| WHAT THE EXERCISE ASKS |
Transcribe the lines below exactly, beginning with the line that holds "Extract all the data from this chart as JSON." and ending with the final line, both included. Pictures are to be left out.

(Extracts from a graphics dataset)
* * * * *

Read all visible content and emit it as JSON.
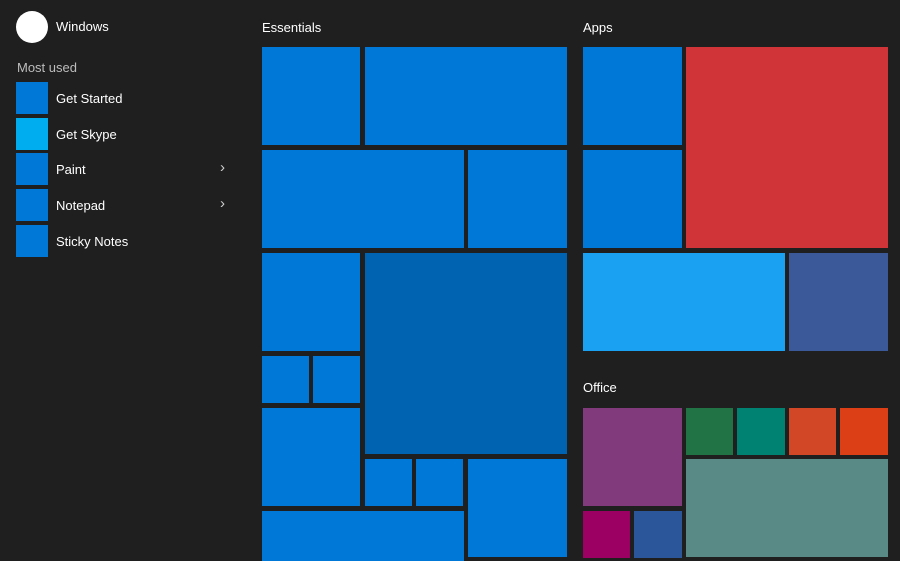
{
  "user": {
    "name": "Windows"
  },
  "most_used": {
    "label": "Most used",
    "items": [
      {
        "label": "Get Started",
        "color": "#0078d7",
        "has_submenu": false
      },
      {
        "label": "Get Skype",
        "color": "#00adef",
        "has_submenu": false
      },
      {
        "label": "Paint",
        "color": "#0078d7",
        "has_submenu": true
      },
      {
        "label": "Notepad",
        "color": "#0078d7",
        "has_submenu": true
      },
      {
        "label": "Sticky Notes",
        "color": "#0078d7",
        "has_submenu": false
      }
    ]
  },
  "chevron_glyph": "›",
  "groups": {
    "essentials": {
      "title": "Essentials",
      "tile_color": "#0078d7",
      "large_tile_color": "#0063b1"
    },
    "apps": {
      "title": "Apps",
      "colors": {
        "blue": "#0078d7",
        "red": "#d13438",
        "light_blue": "#1ba1f2",
        "indigo": "#3b5998"
      }
    },
    "office": {
      "title": "Office",
      "colors": {
        "purple": "#813a7c",
        "green": "#217346",
        "teal": "#008272",
        "orange": "#d24726",
        "red_orange": "#dc3e15",
        "sage": "#5a8a86",
        "magenta": "#9b0062",
        "navy": "#2b579a"
      }
    }
  }
}
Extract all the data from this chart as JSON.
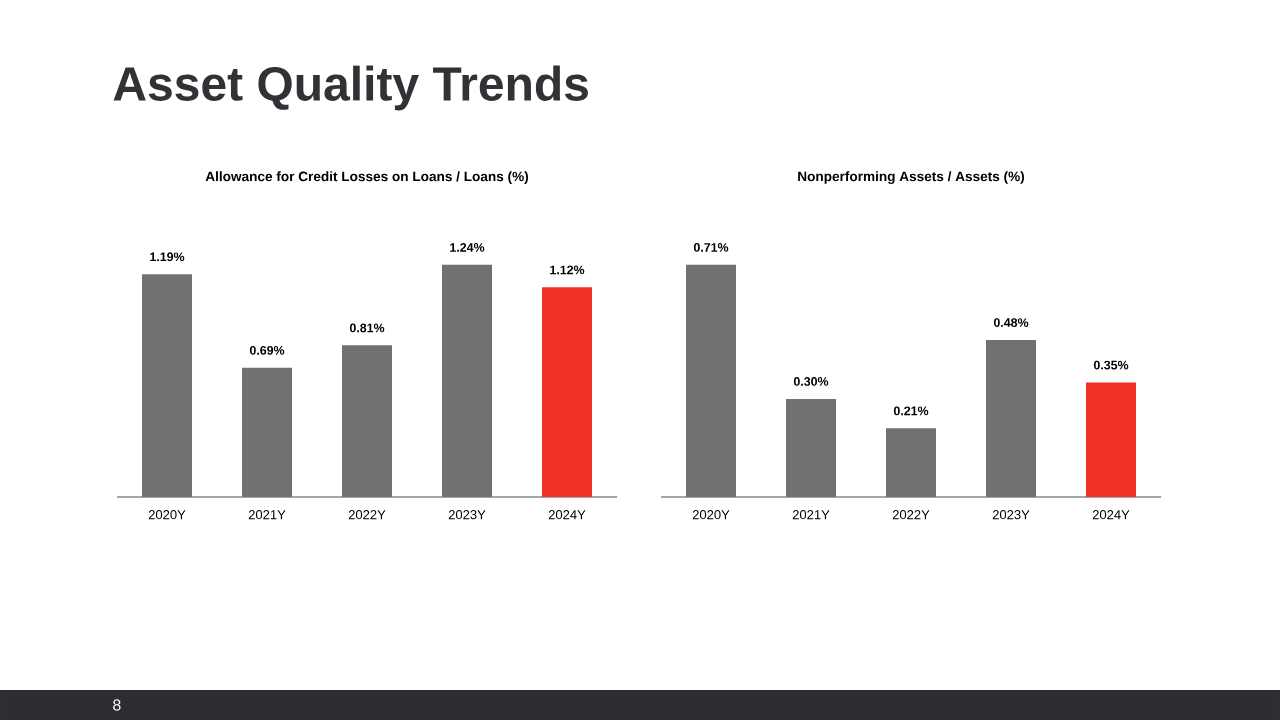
{
  "chart_data": [
    {
      "type": "other",
      "title": "Asset Quality Trends",
      "annotations": [
        "8"
      ]
    },
    {
      "type": "bar",
      "title": "Allowance for Credit Losses on Loans / Loans (%)",
      "categories": [
        "2020Y",
        "2021Y",
        "2022Y",
        "2023Y",
        "2024Y"
      ],
      "values": [
        1.19,
        0.69,
        0.81,
        1.24,
        1.12
      ],
      "colors": [
        "#717073",
        "#717073",
        "#717073",
        "#717073",
        "#ee3124"
      ],
      "value_labels": [
        "1.19%",
        "0.69%",
        "0.81%",
        "1.24%",
        "1.12%"
      ]
    },
    {
      "type": "bar",
      "title": "Nonperforming Assets / Assets (%)",
      "categories": [
        "2020Y",
        "2021Y",
        "2022Y",
        "2023Y",
        "2024Y"
      ],
      "values": [
        0.71,
        0.3,
        0.21,
        0.48,
        0.35
      ],
      "colors": [
        "#717073",
        "#717073",
        "#717073",
        "#717073",
        "#ee3124"
      ],
      "value_labels": [
        "0.71%",
        "0.30%",
        "0.21%",
        "0.48%",
        "0.35%"
      ]
    }
  ]
}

* * * * *

| THE OUTPUT |
Extract all the data from this chart as JSON.
{
  "chart_data": [
    {
      "type": "other",
      "title": "Asset Quality Trends",
      "annotations": [
        "8"
      ]
    },
    {
      "type": "bar",
      "title": "Allowance for Credit Losses on Loans / Loans (%)",
      "categories": [
        "2020Y",
        "2021Y",
        "2022Y",
        "2023Y",
        "2024Y"
      ],
      "values": [
        1.19,
        0.69,
        0.81,
        1.24,
        1.12
      ],
      "colors": [
        "#717073",
        "#717073",
        "#717073",
        "#717073",
        "#ee3124"
      ],
      "value_labels": [
        "1.19%",
        "0.69%",
        "0.81%",
        "1.24%",
        "1.12%"
      ]
    },
    {
      "type": "bar",
      "title": "Nonperforming Assets / Assets (%)",
      "categories": [
        "2020Y",
        "2021Y",
        "2022Y",
        "2023Y",
        "2024Y"
      ],
      "values": [
        0.71,
        0.3,
        0.21,
        0.48,
        0.35
      ],
      "colors": [
        "#717073",
        "#717073",
        "#717073",
        "#717073",
        "#ee3124"
      ],
      "value_labels": [
        "0.71%",
        "0.30%",
        "0.21%",
        "0.48%",
        "0.35%"
      ]
    }
  ]
}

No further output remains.